Records provided =>
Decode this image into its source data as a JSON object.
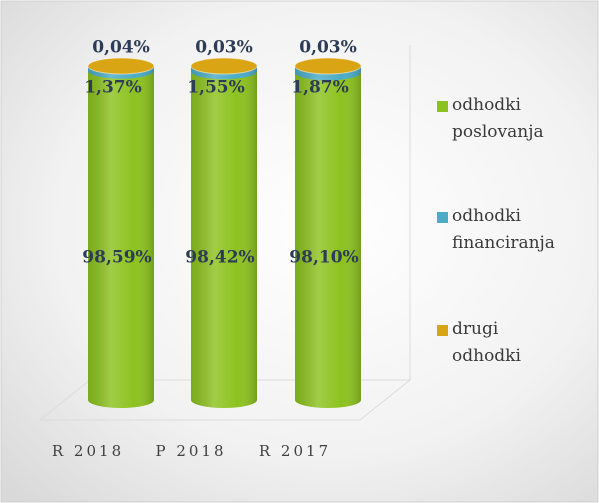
{
  "chart_data": {
    "type": "stacked-cylinder",
    "categories": [
      "R 2018",
      "P 2018",
      "R 2017"
    ],
    "series": [
      {
        "name": "odhodki poslovanja",
        "color": "#8cc21f",
        "values": [
          98.59,
          98.42,
          98.1
        ],
        "value_labels": [
          "98,59%",
          "98,42%",
          "98,10%"
        ]
      },
      {
        "name": "odhodki financiranja",
        "color": "#4bacc6",
        "values": [
          1.37,
          1.55,
          1.87
        ],
        "value_labels": [
          "1,37%",
          "1,55%",
          "1,87%"
        ]
      },
      {
        "name": "drugi odhodki",
        "color": "#d9a514",
        "values": [
          0.04,
          0.03,
          0.03
        ],
        "value_labels": [
          "0,04%",
          "0,03%",
          "0,03%"
        ]
      }
    ],
    "legend": "right"
  }
}
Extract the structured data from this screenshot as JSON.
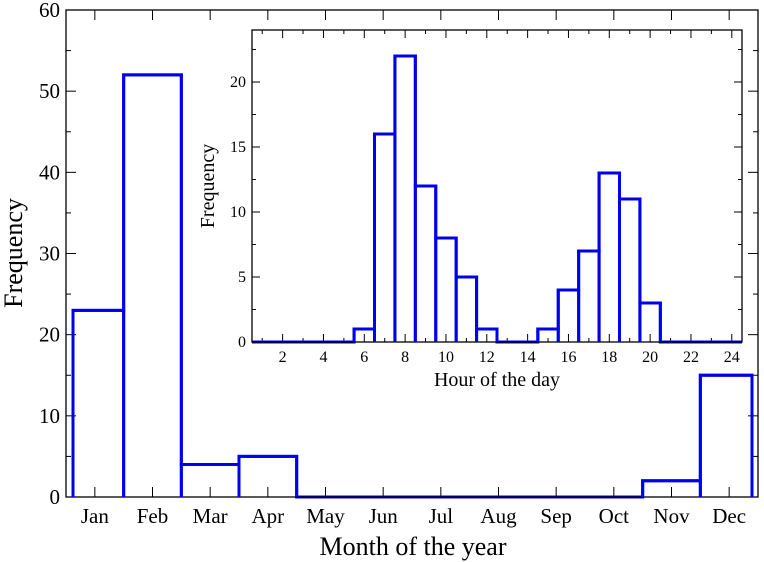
{
  "chart_data": [
    {
      "id": "main",
      "type": "bar",
      "categories": [
        "Jan",
        "Feb",
        "Mar",
        "Apr",
        "May",
        "Jun",
        "Jul",
        "Aug",
        "Sep",
        "Oct",
        "Nov",
        "Dec"
      ],
      "values": [
        23,
        52,
        4,
        5,
        0,
        0,
        0,
        0,
        0,
        0,
        2,
        15
      ],
      "title": "",
      "xlabel": "Month of the year",
      "ylabel": "Frequency",
      "ylim": [
        0,
        60
      ],
      "yticks": [
        0,
        10,
        20,
        30,
        40,
        50,
        60
      ],
      "style": "step-histogram",
      "grid": false
    },
    {
      "id": "inset",
      "type": "bar",
      "x": [
        1,
        2,
        3,
        4,
        5,
        6,
        7,
        8,
        9,
        10,
        11,
        12,
        13,
        14,
        15,
        16,
        17,
        18,
        19,
        20,
        21,
        22,
        23,
        24
      ],
      "values": [
        0,
        0,
        0,
        0,
        0,
        1,
        16,
        22,
        12,
        8,
        5,
        1,
        0,
        0,
        1,
        4,
        7,
        13,
        11,
        3,
        0,
        0,
        0,
        0
      ],
      "title": "",
      "xlabel": "Hour of the day",
      "ylabel": "Frequency",
      "xlim": [
        0.5,
        24.5
      ],
      "ylim": [
        0,
        24
      ],
      "xticks": [
        2,
        4,
        6,
        8,
        10,
        12,
        14,
        16,
        18,
        20,
        22,
        24
      ],
      "yticks": [
        0,
        5,
        10,
        15,
        20
      ],
      "style": "step-histogram",
      "grid": false
    }
  ],
  "colors": {
    "series": "#0000ee",
    "axes": "#000000",
    "background": "#ffffff"
  }
}
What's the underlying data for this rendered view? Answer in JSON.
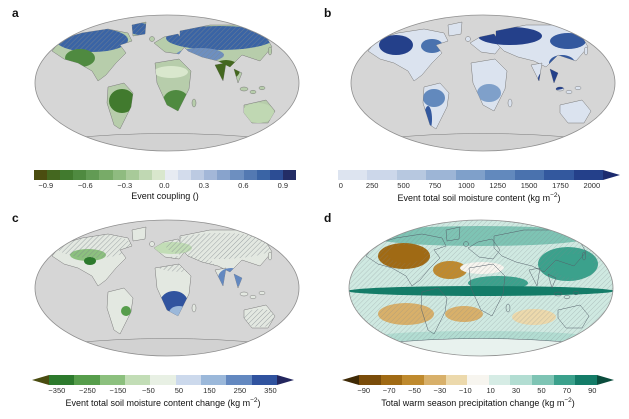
{
  "figure": {
    "background": "#ffffff"
  },
  "panels": {
    "a": {
      "letter": "a",
      "map": {
        "ocean": "#d6d6d6",
        "land_base": "#b7cdab",
        "outline": "#7a7a7a",
        "hatch": "#7f868c",
        "antarctica": "#d2d2d2"
      },
      "colorbar": {
        "left_arrow": null,
        "segments": [
          "#4b4d10",
          "#44671f",
          "#417a2e",
          "#4f8a40",
          "#629b54",
          "#78ab68",
          "#8fbb80",
          "#a8ca99",
          "#c0d8b3",
          "#d9e7cd",
          "#e7ebf2",
          "#d3dcec",
          "#bccae2",
          "#a3b7d8",
          "#88a3cc",
          "#6d8fc0",
          "#5379b2",
          "#3a64a5",
          "#2c4d94",
          "#232d66"
        ],
        "right_arrow": null,
        "ticks": [
          "−0.9",
          "−0.6",
          "−0.3",
          "0.0",
          "0.3",
          "0.6",
          "0.9"
        ],
        "label": {
          "pre": "Event coupling ()",
          "sup": "",
          "post": ""
        }
      }
    },
    "b": {
      "letter": "b",
      "map": {
        "ocean": "#d6d6d6",
        "land_base": "#dbe3ef",
        "outline": "#7a7a7a",
        "hatch": "#7f868c",
        "antarctica": "#d2d2d2"
      },
      "colorbar": {
        "left_arrow": null,
        "segments": [
          "#dde4f0",
          "#ccd7ea",
          "#b7c8e0",
          "#9db5d6",
          "#7fa0ca",
          "#6289bd",
          "#4a72ae",
          "#33589e",
          "#24408a"
        ],
        "right_arrow": "#1b2a6e",
        "ticks": [
          "0",
          "250",
          "500",
          "750",
          "1000",
          "1250",
          "1500",
          "1750",
          "2000"
        ],
        "label": {
          "pre": "Event total soil moisture content (kg m",
          "sup": "−2",
          "post": ")"
        }
      }
    },
    "c": {
      "letter": "c",
      "map": {
        "ocean": "#d6d6d6",
        "land_base": "#e3e8e1",
        "outline": "#7a7a7a",
        "hatch": "#7f868c",
        "antarctica": "#d2d2d2"
      },
      "colorbar": {
        "left_arrow": "#4a4c10",
        "segments": [
          "#2d7a2d",
          "#569d4b",
          "#8cc07e",
          "#c2ddb6",
          "#e8f0e4",
          "#ccd9ec",
          "#9bb8da",
          "#6388c0",
          "#30539f"
        ],
        "right_arrow": "#23265e",
        "ticks": [
          "−350",
          "−250",
          "−150",
          "−50",
          "50",
          "150",
          "250",
          "350"
        ],
        "label": {
          "pre": "Event total soil moisture content change (kg m",
          "sup": "−2",
          "post": ")"
        }
      }
    },
    "d": {
      "letter": "d",
      "map": {
        "ocean": "#cfe9e1",
        "land_base": "none",
        "outline": "#55606a",
        "hatch": "#7f868c",
        "antarctica": "#e8f2ee"
      },
      "colorbar": {
        "left_arrow": "#3f2a06",
        "segments": [
          "#7a4c0a",
          "#a06a14",
          "#bf8a2e",
          "#d8b06a",
          "#ecd9ac",
          "#f7f5ef",
          "#d6ece5",
          "#b2ddd2",
          "#7ec4b4",
          "#3ba18c",
          "#147c68"
        ],
        "right_arrow": "#0a4c3c",
        "ticks": [
          "−90",
          "−70",
          "−50",
          "−30",
          "−10",
          "10",
          "30",
          "50",
          "70",
          "90"
        ],
        "label": {
          "pre": "Total warm season precipitation change (kg m",
          "sup": "−2",
          "post": ")"
        }
      }
    }
  }
}
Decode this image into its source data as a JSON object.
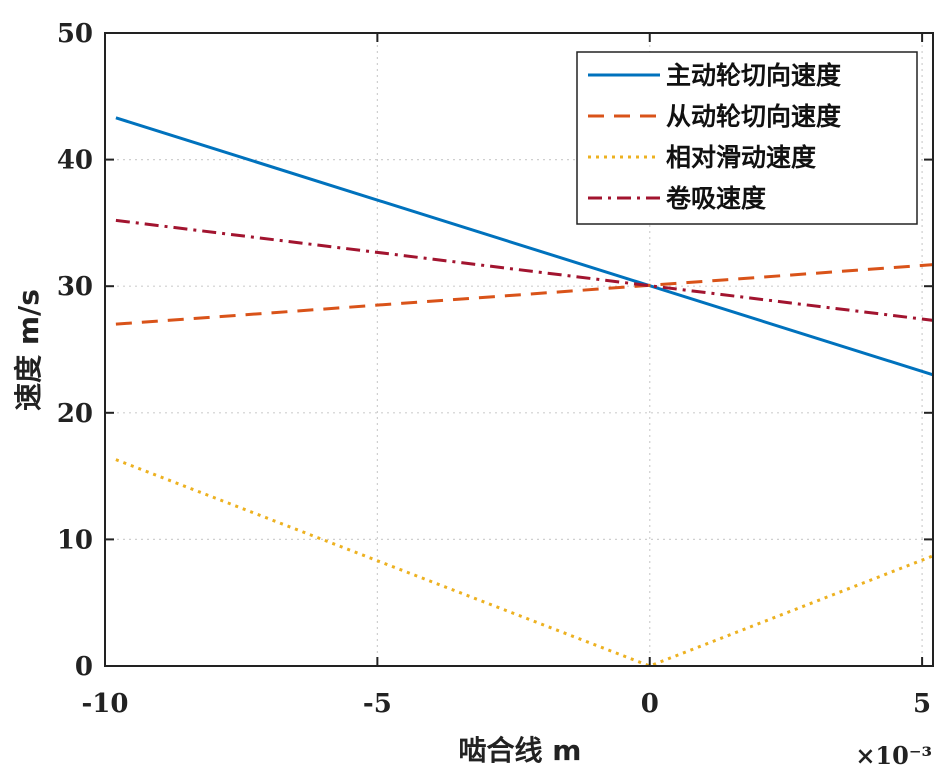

Your objective =>
Restate the data above word for word. Do not include the images.

Result of this task =>
Decode this image into its source data as a JSON object.
{
  "chart_data": {
    "type": "stacked-cylinder",
    "categories": [
      "R 2018",
      "P 2018",
      "R 2017"
    ],
    "series": [
      {
        "name": "odhodki poslovanja",
        "color": "#8cc21f",
        "values": [
          98.59,
          98.42,
          98.1
        ],
        "value_labels": [
          "98,59%",
          "98,42%",
          "98,10%"
        ]
      },
      {
        "name": "odhodki financiranja",
        "color": "#4bacc6",
        "values": [
          1.37,
          1.55,
          1.87
        ],
        "value_labels": [
          "1,37%",
          "1,55%",
          "1,87%"
        ]
      },
      {
        "name": "drugi odhodki",
        "color": "#d9a514",
        "values": [
          0.04,
          0.03,
          0.03
        ],
        "value_labels": [
          "0,04%",
          "0,03%",
          "0,03%"
        ]
      }
    ],
    "legend": "right"
  }
}
Extract the structured data from this screenshot as JSON.
{
  "chart_data": [
    {
      "id": "main",
      "type": "bar",
      "categories": [
        "Jan",
        "Feb",
        "Mar",
        "Apr",
        "May",
        "Jun",
        "Jul",
        "Aug",
        "Sep",
        "Oct",
        "Nov",
        "Dec"
      ],
      "values": [
        23,
        52,
        4,
        5,
        0,
        0,
        0,
        0,
        0,
        0,
        2,
        15
      ],
      "title": "",
      "xlabel": "Month of the year",
      "ylabel": "Frequency",
      "ylim": [
        0,
        60
      ],
      "yticks": [
        0,
        10,
        20,
        30,
        40,
        50,
        60
      ],
      "style": "step-histogram",
      "grid": false
    },
    {
      "id": "inset",
      "type": "bar",
      "x": [
        1,
        2,
        3,
        4,
        5,
        6,
        7,
        8,
        9,
        10,
        11,
        12,
        13,
        14,
        15,
        16,
        17,
        18,
        19,
        20,
        21,
        22,
        23,
        24
      ],
      "values": [
        0,
        0,
        0,
        0,
        0,
        1,
        16,
        22,
        12,
        8,
        5,
        1,
        0,
        0,
        1,
        4,
        7,
        13,
        11,
        3,
        0,
        0,
        0,
        0
      ],
      "title": "",
      "xlabel": "Hour of the day",
      "ylabel": "Frequency",
      "xlim": [
        0.5,
        24.5
      ],
      "ylim": [
        0,
        24
      ],
      "xticks": [
        2,
        4,
        6,
        8,
        10,
        12,
        14,
        16,
        18,
        20,
        22,
        24
      ],
      "yticks": [
        0,
        5,
        10,
        15,
        20
      ],
      "style": "step-histogram",
      "grid": false
    }
  ],
  "colors": {
    "series": "#0000ee",
    "axes": "#000000",
    "background": "#ffffff"
  }
}
What's the underlying data for this rendered view? Answer in JSON.
{
  "figure": {
    "background": "#ffffff"
  },
  "panels": {
    "a": {
      "letter": "a",
      "map": {
        "ocean": "#d6d6d6",
        "land_base": "#b7cdab",
        "outline": "#7a7a7a",
        "hatch": "#7f868c",
        "antarctica": "#d2d2d2"
      },
      "colorbar": {
        "left_arrow": null,
        "segments": [
          "#4b4d10",
          "#44671f",
          "#417a2e",
          "#4f8a40",
          "#629b54",
          "#78ab68",
          "#8fbb80",
          "#a8ca99",
          "#c0d8b3",
          "#d9e7cd",
          "#e7ebf2",
          "#d3dcec",
          "#bccae2",
          "#a3b7d8",
          "#88a3cc",
          "#6d8fc0",
          "#5379b2",
          "#3a64a5",
          "#2c4d94",
          "#232d66"
        ],
        "right_arrow": null,
        "ticks": [
          "−0.9",
          "−0.6",
          "−0.3",
          "0.0",
          "0.3",
          "0.6",
          "0.9"
        ],
        "label": {
          "pre": "Event coupling ()",
          "sup": "",
          "post": ""
        }
      }
    },
    "b": {
      "letter": "b",
      "map": {
        "ocean": "#d6d6d6",
        "land_base": "#dbe3ef",
        "outline": "#7a7a7a",
        "hatch": "#7f868c",
        "antarctica": "#d2d2d2"
      },
      "colorbar": {
        "left_arrow": null,
        "segments": [
          "#dde4f0",
          "#ccd7ea",
          "#b7c8e0",
          "#9db5d6",
          "#7fa0ca",
          "#6289bd",
          "#4a72ae",
          "#33589e",
          "#24408a"
        ],
        "right_arrow": "#1b2a6e",
        "ticks": [
          "0",
          "250",
          "500",
          "750",
          "1000",
          "1250",
          "1500",
          "1750",
          "2000"
        ],
        "label": {
          "pre": "Event total soil moisture content (kg m",
          "sup": "−2",
          "post": ")"
        }
      }
    },
    "c": {
      "letter": "c",
      "map": {
        "ocean": "#d6d6d6",
        "land_base": "#e3e8e1",
        "outline": "#7a7a7a",
        "hatch": "#7f868c",
        "antarctica": "#d2d2d2"
      },
      "colorbar": {
        "left_arrow": "#4a4c10",
        "segments": [
          "#2d7a2d",
          "#569d4b",
          "#8cc07e",
          "#c2ddb6",
          "#e8f0e4",
          "#ccd9ec",
          "#9bb8da",
          "#6388c0",
          "#30539f"
        ],
        "right_arrow": "#23265e",
        "ticks": [
          "−350",
          "−250",
          "−150",
          "−50",
          "50",
          "150",
          "250",
          "350"
        ],
        "label": {
          "pre": "Event total soil moisture content change (kg m",
          "sup": "−2",
          "post": ")"
        }
      }
    },
    "d": {
      "letter": "d",
      "map": {
        "ocean": "#cfe9e1",
        "land_base": "none",
        "outline": "#55606a",
        "hatch": "#7f868c",
        "antarctica": "#e8f2ee"
      },
      "colorbar": {
        "left_arrow": "#3f2a06",
        "segments": [
          "#7a4c0a",
          "#a06a14",
          "#bf8a2e",
          "#d8b06a",
          "#ecd9ac",
          "#f7f5ef",
          "#d6ece5",
          "#b2ddd2",
          "#7ec4b4",
          "#3ba18c",
          "#147c68"
        ],
        "right_arrow": "#0a4c3c",
        "ticks": [
          "−90",
          "−70",
          "−50",
          "−30",
          "−10",
          "10",
          "30",
          "50",
          "70",
          "90"
        ],
        "label": {
          "pre": "Total warm season precipitation change (kg m",
          "sup": "−2",
          "post": ")"
        }
      }
    }
  }
}
Decode this image into its source data as a JSON object.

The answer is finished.